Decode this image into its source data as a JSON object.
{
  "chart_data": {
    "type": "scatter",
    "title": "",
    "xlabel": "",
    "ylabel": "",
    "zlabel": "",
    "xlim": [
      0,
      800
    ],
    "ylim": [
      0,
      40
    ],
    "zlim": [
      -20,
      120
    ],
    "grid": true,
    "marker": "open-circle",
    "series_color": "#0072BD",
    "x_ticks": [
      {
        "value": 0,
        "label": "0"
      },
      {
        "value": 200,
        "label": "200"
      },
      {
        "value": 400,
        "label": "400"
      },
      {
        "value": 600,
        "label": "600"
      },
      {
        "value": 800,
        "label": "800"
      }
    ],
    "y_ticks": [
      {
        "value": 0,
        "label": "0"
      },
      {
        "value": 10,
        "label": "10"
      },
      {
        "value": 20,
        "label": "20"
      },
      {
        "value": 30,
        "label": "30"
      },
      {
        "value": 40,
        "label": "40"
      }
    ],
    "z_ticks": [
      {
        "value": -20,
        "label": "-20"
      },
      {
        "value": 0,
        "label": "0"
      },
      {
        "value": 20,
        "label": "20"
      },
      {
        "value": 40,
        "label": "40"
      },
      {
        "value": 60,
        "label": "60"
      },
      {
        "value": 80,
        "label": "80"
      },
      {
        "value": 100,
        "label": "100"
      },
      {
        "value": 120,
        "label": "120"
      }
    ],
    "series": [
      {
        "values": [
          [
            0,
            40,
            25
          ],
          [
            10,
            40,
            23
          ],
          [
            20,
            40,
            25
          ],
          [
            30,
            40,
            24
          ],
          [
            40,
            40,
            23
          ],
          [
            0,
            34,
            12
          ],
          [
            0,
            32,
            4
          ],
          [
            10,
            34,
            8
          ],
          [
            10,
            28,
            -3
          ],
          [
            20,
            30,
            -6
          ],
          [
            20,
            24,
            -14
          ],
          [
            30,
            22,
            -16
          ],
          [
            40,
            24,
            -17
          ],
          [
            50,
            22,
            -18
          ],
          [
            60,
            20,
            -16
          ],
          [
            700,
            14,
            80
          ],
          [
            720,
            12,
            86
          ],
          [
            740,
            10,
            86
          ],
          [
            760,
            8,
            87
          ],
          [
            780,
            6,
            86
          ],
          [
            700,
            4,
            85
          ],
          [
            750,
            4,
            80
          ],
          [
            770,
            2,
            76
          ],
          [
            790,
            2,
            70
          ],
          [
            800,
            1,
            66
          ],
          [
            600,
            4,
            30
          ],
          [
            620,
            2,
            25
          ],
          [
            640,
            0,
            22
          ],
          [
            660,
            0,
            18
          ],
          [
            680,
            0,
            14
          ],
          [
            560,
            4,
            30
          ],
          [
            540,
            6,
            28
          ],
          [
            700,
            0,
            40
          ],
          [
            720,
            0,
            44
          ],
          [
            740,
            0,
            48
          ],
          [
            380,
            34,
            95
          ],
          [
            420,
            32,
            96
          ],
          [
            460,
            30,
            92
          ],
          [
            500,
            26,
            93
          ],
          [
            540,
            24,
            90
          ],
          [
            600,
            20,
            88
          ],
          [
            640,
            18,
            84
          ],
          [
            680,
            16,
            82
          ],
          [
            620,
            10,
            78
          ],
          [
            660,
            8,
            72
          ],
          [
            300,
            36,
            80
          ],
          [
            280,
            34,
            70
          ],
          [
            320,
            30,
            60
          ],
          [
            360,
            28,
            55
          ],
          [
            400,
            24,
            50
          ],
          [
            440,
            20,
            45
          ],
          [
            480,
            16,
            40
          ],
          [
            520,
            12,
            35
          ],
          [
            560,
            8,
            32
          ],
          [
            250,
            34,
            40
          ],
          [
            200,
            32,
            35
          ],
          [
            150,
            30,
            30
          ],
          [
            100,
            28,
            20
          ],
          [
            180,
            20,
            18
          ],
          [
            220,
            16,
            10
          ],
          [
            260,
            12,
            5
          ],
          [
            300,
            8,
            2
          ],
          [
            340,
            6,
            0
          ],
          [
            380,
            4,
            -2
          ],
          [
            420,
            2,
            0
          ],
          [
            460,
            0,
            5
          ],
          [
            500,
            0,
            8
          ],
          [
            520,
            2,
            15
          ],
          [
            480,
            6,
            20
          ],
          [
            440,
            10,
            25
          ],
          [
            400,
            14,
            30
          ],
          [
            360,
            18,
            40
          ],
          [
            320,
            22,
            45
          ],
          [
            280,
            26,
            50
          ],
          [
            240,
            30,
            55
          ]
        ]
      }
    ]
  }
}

::::::

*GIVEN TASK*.
Every entry should be output exactly as written, please.

*RESULT*.
Decode this image into its source data as a JSON object.
{
  "chart_data": {
    "type": "scatter",
    "title": "",
    "xlabel": "",
    "ylabel": "",
    "zlabel": "",
    "xlim": [
      0,
      800
    ],
    "ylim": [
      0,
      40
    ],
    "zlim": [
      -20,
      120
    ],
    "grid": true,
    "marker": "open-circle",
    "series_color": "#0072BD",
    "x_ticks": [
      {
        "value": 0,
        "label": "0"
      },
      {
        "value": 200,
        "label": "200"
      },
      {
        "value": 400,
        "label": "400"
      },
      {
        "value": 600,
        "label": "600"
      },
      {
        "value": 800,
        "label": "800"
      }
    ],
    "y_ticks": [
      {
        "value": 0,
        "label": "0"
      },
      {
        "value": 10,
        "label": "10"
      },
      {
        "value": 20,
        "label": "20"
      },
      {
        "value": 30,
        "label": "30"
      },
      {
        "value": 40,
        "label": "40"
      }
    ],
    "z_ticks": [
      {
        "value": -20,
        "label": "-20"
      },
      {
        "value": 0,
        "label": "0"
      },
      {
        "value": 20,
        "label": "20"
      },
      {
        "value": 40,
        "label": "40"
      },
      {
        "value": 60,
        "label": "60"
      },
      {
        "value": 80,
        "label": "80"
      },
      {
        "value": 100,
        "label": "100"
      },
      {
        "value": 120,
        "label": "120"
      }
    ],
    "series": [
      {
        "values": [
          [
            0,
            40,
            25
          ],
          [
            10,
            40,
            23
          ],
          [
            20,
            40,
            25
          ],
          [
            30,
            40,
            24
          ],
          [
            40,
            40,
            23
          ],
          [
            0,
            34,
            12
          ],
          [
            0,
            32,
            4
          ],
          [
            10,
            34,
            8
          ],
          [
            10,
            28,
            -3
          ],
          [
            20,
            30,
            -6
          ],
          [
            20,
            24,
            -14
          ],
          [
            30,
            22,
            -16
          ],
          [
            40,
            24,
            -17
          ],
          [
            50,
            22,
            -18
          ],
          [
            60,
            20,
            -16
          ],
          [
            700,
            14,
            80
          ],
          [
            720,
            12,
            86
          ],
          [
            740,
            10,
            86
          ],
          [
            760,
            8,
            87
          ],
          [
            780,
            6,
            86
          ],
          [
            700,
            4,
            85
          ],
          [
            750,
            4,
            80
          ],
          [
            770,
            2,
            76
          ],
          [
            790,
            2,
            70
          ],
          [
            800,
            1,
            66
          ],
          [
            600,
            4,
            30
          ],
          [
            620,
            2,
            25
          ],
          [
            640,
            0,
            22
          ],
          [
            660,
            0,
            18
          ],
          [
            680,
            0,
            14
          ],
          [
            560,
            4,
            30
          ],
          [
            540,
            6,
            28
          ],
          [
            700,
            0,
            40
          ],
          [
            720,
            0,
            44
          ],
          [
            740,
            0,
            48
          ],
          [
            380,
            34,
            95
          ],
          [
            420,
            32,
            96
          ],
          [
            460,
            30,
            92
          ],
          [
            500,
            26,
            93
          ],
          [
            540,
            24,
            90
          ],
          [
            600,
            20,
            88
          ],
          [
            640,
            18,
            84
          ],
          [
            680,
            16,
            82
          ],
          [
            620,
            10,
            78
          ],
          [
            660,
            8,
            72
          ],
          [
            300,
            36,
            80
          ],
          [
            280,
            34,
            70
          ],
          [
            320,
            30,
            60
          ],
          [
            360,
            28,
            55
          ],
          [
            400,
            24,
            50
          ],
          [
            440,
            20,
            45
          ],
          [
            480,
            16,
            40
          ],
          [
            520,
            12,
            35
          ],
          [
            560,
            8,
            32
          ],
          [
            250,
            34,
            40
          ],
          [
            200,
            32,
            35
          ],
          [
            150,
            30,
            30
          ],
          [
            100,
            28,
            20
          ],
          [
            180,
            20,
            18
          ],
          [
            220,
            16,
            10
          ],
          [
            260,
            12,
            5
          ],
          [
            300,
            8,
            2
          ],
          [
            340,
            6,
            0
          ],
          [
            380,
            4,
            -2
          ],
          [
            420,
            2,
            0
          ],
          [
            460,
            0,
            5
          ],
          [
            500,
            0,
            8
          ],
          [
            520,
            2,
            15
          ],
          [
            480,
            6,
            20
          ],
          [
            440,
            10,
            25
          ],
          [
            400,
            14,
            30
          ],
          [
            360,
            18,
            40
          ],
          [
            320,
            22,
            45
          ],
          [
            280,
            26,
            50
          ],
          [
            240,
            30,
            55
          ]
        ]
      }
    ]
  }
}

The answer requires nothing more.